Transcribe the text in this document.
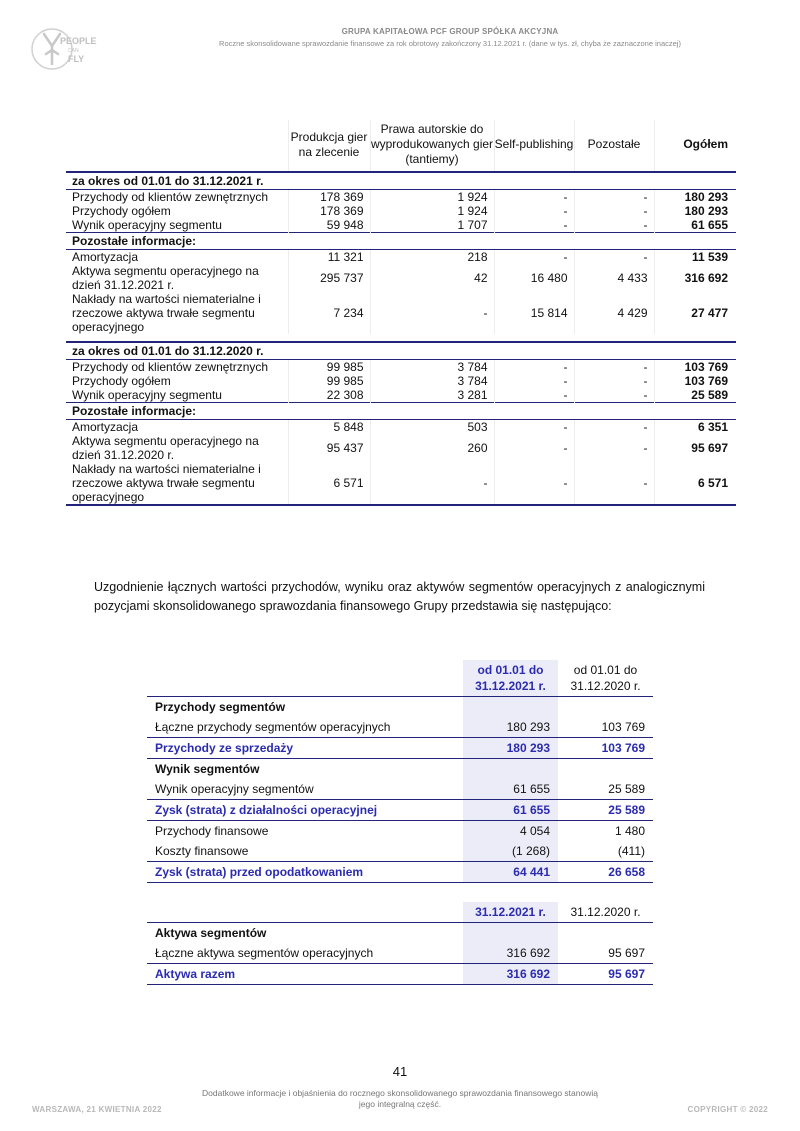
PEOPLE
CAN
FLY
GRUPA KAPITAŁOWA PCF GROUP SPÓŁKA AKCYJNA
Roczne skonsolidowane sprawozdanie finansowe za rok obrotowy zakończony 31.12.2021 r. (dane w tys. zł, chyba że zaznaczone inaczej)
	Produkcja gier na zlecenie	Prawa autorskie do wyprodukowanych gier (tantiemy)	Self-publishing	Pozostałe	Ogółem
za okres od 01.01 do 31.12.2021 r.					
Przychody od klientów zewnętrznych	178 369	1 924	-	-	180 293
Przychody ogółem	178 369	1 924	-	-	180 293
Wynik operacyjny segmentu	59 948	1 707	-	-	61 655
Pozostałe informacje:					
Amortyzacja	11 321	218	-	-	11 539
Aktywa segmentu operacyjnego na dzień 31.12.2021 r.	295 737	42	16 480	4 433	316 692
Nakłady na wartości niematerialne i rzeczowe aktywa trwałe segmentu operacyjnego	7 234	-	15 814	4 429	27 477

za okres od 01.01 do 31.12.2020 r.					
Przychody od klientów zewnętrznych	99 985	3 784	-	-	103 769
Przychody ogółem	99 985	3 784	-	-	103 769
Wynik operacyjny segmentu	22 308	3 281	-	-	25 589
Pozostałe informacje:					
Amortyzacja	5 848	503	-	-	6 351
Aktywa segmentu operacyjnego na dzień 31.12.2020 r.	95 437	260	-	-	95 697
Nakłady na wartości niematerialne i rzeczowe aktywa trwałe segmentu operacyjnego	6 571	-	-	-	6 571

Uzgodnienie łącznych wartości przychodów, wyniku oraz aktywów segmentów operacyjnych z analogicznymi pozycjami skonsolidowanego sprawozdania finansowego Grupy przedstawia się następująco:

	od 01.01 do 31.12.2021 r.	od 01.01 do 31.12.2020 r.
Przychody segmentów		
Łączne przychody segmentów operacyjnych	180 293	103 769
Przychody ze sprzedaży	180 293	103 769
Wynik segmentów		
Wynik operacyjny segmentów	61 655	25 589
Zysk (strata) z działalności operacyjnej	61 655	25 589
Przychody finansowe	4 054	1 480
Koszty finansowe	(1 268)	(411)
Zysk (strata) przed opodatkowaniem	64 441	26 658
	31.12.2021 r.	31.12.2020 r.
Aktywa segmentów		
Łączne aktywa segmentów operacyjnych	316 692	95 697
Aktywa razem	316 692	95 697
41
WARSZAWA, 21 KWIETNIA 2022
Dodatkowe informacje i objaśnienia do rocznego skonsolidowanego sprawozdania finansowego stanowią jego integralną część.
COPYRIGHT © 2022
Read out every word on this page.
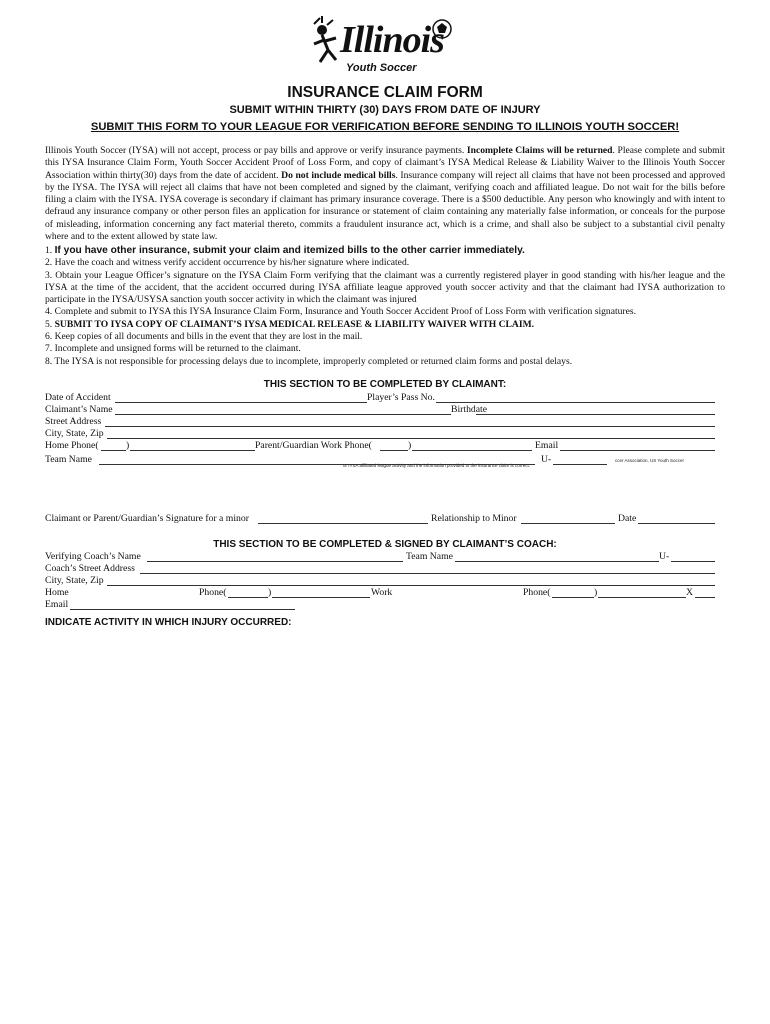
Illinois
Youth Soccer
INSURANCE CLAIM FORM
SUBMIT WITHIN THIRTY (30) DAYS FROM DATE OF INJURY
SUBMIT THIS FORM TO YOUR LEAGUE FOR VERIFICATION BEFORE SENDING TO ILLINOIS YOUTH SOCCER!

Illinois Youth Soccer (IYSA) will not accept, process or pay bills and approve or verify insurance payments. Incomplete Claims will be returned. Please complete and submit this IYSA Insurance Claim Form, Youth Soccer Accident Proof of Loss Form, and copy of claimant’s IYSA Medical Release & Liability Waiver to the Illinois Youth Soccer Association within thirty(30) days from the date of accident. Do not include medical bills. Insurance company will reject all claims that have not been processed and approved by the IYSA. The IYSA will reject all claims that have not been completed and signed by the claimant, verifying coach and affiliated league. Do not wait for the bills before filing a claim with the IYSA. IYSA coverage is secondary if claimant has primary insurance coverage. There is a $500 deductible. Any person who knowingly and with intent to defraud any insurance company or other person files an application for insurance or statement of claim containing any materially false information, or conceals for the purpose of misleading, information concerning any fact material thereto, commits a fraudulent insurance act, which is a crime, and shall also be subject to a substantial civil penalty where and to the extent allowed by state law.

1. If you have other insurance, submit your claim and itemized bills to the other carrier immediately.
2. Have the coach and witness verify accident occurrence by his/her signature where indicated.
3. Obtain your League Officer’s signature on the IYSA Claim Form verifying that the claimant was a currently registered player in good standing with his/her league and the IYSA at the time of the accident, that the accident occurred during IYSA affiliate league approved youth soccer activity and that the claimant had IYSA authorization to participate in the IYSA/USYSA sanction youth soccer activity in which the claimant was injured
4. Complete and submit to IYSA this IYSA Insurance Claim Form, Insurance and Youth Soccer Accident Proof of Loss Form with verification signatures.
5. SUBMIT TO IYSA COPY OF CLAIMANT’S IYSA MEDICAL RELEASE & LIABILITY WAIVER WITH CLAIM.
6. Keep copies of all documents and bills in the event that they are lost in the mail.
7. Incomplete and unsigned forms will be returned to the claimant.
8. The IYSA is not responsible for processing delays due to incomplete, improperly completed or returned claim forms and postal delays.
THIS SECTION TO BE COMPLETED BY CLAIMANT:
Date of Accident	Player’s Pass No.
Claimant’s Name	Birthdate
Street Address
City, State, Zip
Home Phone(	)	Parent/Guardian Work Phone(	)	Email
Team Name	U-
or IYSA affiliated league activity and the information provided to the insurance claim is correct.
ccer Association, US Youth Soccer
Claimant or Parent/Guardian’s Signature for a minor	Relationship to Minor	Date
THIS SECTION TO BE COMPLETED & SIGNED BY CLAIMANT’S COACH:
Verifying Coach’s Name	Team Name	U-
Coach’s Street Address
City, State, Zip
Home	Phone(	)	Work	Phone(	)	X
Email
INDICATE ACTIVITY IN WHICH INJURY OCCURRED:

------------------------------------------------

__EXERCISE GOAL__.
Every line above that contains the word "dzień" should be reported.

__FULL ANSWER__.
Aktywa segmentu operacyjnego na dzień 31.12.2021 r.	295 737	42	16 480	4 433	316 692
Aktywa segmentu operacyjnego na dzień 31.12.2020 r.	95 437	260	-	-	95 697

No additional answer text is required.